[REQUEST]:
Track down every line below that holds "this" and copy it.

[TASK INPUTS]:
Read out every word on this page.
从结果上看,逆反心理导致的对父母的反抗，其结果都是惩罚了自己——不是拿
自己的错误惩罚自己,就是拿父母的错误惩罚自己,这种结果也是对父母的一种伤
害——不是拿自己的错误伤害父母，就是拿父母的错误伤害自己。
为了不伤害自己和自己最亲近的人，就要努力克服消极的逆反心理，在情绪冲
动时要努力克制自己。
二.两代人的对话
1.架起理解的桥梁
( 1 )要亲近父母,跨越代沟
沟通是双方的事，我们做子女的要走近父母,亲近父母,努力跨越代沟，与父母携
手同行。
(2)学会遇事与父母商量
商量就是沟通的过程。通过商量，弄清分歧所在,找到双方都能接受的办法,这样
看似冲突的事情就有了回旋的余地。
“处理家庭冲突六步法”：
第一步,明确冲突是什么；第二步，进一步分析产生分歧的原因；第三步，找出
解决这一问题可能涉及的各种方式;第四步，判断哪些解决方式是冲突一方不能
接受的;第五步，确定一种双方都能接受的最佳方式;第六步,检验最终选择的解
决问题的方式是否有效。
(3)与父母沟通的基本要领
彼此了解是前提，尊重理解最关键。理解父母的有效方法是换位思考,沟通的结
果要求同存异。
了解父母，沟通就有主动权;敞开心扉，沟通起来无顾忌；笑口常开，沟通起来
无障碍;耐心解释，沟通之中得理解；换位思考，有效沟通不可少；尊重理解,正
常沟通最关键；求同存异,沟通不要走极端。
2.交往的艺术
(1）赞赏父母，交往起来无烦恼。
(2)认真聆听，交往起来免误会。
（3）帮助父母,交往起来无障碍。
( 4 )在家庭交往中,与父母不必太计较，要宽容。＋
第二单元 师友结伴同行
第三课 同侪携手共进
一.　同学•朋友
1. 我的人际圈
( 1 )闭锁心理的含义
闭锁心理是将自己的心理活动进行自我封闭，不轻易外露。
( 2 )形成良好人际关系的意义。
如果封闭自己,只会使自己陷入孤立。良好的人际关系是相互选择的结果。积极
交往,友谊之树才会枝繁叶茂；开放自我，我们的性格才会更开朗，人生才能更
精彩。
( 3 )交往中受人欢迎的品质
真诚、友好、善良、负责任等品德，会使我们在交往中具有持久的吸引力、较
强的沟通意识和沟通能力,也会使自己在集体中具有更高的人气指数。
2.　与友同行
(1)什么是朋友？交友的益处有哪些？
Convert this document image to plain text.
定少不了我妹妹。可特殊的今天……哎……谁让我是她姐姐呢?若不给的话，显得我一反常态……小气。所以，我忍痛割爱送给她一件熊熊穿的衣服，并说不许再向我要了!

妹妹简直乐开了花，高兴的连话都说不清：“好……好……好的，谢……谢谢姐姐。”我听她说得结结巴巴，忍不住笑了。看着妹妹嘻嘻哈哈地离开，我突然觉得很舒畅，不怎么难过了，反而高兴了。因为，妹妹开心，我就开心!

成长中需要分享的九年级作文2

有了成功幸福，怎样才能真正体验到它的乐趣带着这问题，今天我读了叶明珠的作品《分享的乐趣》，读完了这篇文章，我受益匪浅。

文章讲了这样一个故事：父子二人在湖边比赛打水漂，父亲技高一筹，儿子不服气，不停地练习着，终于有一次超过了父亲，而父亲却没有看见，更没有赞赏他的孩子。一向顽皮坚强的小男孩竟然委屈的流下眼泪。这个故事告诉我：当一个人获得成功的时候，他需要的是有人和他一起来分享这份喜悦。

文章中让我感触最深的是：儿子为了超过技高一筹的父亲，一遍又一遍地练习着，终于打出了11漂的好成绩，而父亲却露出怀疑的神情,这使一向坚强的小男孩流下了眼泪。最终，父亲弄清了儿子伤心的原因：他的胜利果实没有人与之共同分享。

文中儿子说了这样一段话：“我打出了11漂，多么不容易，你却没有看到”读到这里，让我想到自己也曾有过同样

[RESULT]:
Read out every word on this page.
Convert this document image to plain text.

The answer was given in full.